■ Items from a dataset
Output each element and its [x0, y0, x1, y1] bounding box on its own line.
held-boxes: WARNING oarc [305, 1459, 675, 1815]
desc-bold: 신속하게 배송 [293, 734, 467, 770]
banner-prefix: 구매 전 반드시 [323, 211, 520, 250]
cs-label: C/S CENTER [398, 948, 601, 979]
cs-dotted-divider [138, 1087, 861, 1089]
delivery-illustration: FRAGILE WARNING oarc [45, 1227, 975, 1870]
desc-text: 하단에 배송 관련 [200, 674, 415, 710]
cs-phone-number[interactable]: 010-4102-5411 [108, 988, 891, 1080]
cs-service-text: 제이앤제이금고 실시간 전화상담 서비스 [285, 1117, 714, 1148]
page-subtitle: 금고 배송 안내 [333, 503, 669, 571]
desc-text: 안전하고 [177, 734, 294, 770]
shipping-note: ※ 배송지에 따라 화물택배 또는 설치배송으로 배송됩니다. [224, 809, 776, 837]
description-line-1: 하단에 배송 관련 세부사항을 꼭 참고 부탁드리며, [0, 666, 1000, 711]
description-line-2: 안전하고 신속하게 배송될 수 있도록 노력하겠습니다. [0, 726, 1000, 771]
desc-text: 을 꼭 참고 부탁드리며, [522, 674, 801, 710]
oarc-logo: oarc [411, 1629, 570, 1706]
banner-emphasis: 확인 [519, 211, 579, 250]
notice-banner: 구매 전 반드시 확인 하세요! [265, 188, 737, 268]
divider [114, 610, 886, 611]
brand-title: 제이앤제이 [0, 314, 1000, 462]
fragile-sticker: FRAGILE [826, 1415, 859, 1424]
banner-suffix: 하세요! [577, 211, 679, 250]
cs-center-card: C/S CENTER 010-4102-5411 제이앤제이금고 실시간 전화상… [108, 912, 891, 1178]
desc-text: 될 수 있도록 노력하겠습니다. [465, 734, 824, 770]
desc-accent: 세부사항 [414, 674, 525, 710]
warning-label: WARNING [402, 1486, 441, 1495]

■ Set exercise
Please count the lines of the records above that contain the string "label", treating case as significant, and give only the number.

■ In response
2